* **Description of the task**
Lines containing the word "Hits" are to be located and copied.

* **Exercise materials**
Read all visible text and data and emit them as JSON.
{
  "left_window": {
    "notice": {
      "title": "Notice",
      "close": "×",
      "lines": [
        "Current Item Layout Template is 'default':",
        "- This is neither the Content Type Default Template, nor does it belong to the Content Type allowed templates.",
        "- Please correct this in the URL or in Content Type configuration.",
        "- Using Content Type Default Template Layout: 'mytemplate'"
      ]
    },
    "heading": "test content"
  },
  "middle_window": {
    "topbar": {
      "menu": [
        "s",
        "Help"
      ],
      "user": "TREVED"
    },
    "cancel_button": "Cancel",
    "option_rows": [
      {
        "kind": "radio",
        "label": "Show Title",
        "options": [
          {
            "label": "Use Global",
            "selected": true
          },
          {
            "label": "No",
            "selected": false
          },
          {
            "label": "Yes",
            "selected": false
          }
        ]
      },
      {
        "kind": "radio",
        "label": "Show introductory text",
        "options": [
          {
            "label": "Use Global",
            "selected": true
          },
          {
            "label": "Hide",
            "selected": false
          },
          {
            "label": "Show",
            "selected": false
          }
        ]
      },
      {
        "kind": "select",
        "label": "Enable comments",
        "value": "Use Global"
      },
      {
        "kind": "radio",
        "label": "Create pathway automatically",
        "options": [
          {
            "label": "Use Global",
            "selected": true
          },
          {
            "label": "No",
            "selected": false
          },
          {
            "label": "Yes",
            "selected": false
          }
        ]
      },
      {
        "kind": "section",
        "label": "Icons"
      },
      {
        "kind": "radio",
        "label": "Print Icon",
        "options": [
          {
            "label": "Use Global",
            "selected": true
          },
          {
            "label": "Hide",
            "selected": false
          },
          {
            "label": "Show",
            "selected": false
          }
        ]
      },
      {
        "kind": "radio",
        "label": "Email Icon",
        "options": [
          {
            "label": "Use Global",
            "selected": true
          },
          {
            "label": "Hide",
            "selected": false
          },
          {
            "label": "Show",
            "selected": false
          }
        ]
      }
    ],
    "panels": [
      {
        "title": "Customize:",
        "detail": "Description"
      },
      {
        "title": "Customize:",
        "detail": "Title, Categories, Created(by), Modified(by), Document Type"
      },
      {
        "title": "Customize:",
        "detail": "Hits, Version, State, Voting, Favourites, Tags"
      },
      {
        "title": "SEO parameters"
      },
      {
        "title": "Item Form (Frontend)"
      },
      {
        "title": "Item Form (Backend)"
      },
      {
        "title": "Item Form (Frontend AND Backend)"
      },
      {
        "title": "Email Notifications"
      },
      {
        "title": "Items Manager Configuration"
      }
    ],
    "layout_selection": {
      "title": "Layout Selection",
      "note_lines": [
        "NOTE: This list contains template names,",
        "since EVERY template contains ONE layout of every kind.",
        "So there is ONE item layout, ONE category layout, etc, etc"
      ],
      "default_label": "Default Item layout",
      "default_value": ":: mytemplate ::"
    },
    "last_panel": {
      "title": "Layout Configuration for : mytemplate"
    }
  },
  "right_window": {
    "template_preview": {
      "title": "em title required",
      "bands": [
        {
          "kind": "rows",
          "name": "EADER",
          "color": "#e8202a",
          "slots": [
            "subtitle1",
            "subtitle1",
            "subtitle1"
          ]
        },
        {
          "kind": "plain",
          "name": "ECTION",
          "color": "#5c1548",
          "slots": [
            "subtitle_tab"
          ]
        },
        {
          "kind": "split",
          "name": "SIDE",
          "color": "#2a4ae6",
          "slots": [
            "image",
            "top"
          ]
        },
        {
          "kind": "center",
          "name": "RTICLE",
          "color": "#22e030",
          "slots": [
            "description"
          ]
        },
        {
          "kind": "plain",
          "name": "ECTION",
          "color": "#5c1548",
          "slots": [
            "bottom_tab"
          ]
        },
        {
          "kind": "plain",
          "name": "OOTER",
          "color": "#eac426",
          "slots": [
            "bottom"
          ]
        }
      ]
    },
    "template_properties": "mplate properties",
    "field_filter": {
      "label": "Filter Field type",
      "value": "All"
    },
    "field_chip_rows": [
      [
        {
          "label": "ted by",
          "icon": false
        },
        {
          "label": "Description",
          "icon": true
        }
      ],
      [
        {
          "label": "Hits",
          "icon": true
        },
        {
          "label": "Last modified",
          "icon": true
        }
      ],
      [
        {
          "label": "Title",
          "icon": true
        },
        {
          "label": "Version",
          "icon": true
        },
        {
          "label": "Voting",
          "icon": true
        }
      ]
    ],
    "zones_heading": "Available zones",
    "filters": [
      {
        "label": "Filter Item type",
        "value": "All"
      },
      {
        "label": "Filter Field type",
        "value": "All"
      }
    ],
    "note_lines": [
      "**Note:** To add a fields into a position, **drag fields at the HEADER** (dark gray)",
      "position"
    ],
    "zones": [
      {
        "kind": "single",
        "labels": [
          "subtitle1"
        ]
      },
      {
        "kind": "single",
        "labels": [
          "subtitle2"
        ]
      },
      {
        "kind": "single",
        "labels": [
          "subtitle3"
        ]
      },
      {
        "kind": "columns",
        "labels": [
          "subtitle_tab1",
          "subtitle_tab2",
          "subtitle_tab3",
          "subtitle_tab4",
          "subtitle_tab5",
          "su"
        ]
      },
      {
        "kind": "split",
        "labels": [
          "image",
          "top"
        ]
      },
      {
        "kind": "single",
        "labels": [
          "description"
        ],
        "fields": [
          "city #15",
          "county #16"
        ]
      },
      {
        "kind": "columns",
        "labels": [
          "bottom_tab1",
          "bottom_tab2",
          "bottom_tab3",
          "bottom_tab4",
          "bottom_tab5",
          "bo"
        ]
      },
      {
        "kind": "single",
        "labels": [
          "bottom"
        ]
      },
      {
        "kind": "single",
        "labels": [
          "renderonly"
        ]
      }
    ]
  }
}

* **Answer to the exercise**
        "detail": "Hits, Version, State, Voting, Favourites, Tags"
          "label": "Hits",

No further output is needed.